## INSTRUCTION
Check every line below for the word "Configuration" and copy each one that has it.

#### EXERCISE INPUTS ####

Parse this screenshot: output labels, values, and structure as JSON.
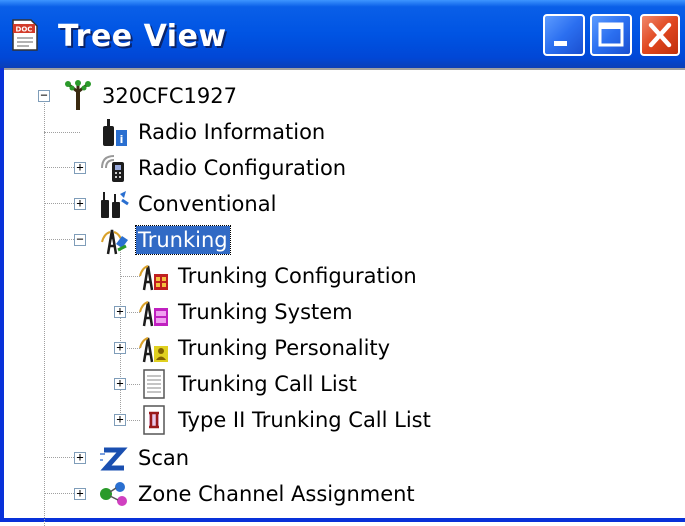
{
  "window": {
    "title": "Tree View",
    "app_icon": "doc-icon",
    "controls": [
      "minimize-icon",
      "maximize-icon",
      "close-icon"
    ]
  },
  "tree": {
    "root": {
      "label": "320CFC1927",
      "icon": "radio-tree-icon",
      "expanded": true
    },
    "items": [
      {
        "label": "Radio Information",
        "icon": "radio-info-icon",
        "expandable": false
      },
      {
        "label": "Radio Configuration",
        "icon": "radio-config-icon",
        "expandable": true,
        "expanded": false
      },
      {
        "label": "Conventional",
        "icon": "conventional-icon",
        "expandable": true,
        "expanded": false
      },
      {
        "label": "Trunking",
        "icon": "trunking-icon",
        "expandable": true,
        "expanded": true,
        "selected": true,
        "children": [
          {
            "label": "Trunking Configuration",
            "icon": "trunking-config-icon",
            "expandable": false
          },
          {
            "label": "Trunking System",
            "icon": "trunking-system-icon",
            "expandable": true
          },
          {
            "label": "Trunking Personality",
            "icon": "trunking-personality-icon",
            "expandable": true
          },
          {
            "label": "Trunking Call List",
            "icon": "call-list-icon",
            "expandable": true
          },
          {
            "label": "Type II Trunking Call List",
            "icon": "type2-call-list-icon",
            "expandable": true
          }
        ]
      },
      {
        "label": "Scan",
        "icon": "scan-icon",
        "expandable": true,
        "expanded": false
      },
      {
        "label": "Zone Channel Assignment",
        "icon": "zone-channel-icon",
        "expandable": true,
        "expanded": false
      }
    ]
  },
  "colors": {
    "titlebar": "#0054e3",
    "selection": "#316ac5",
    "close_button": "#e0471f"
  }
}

####

## SOLUTION TO THIS EXERCISE
        "label": "Radio Configuration",
            "label": "Trunking Configuration",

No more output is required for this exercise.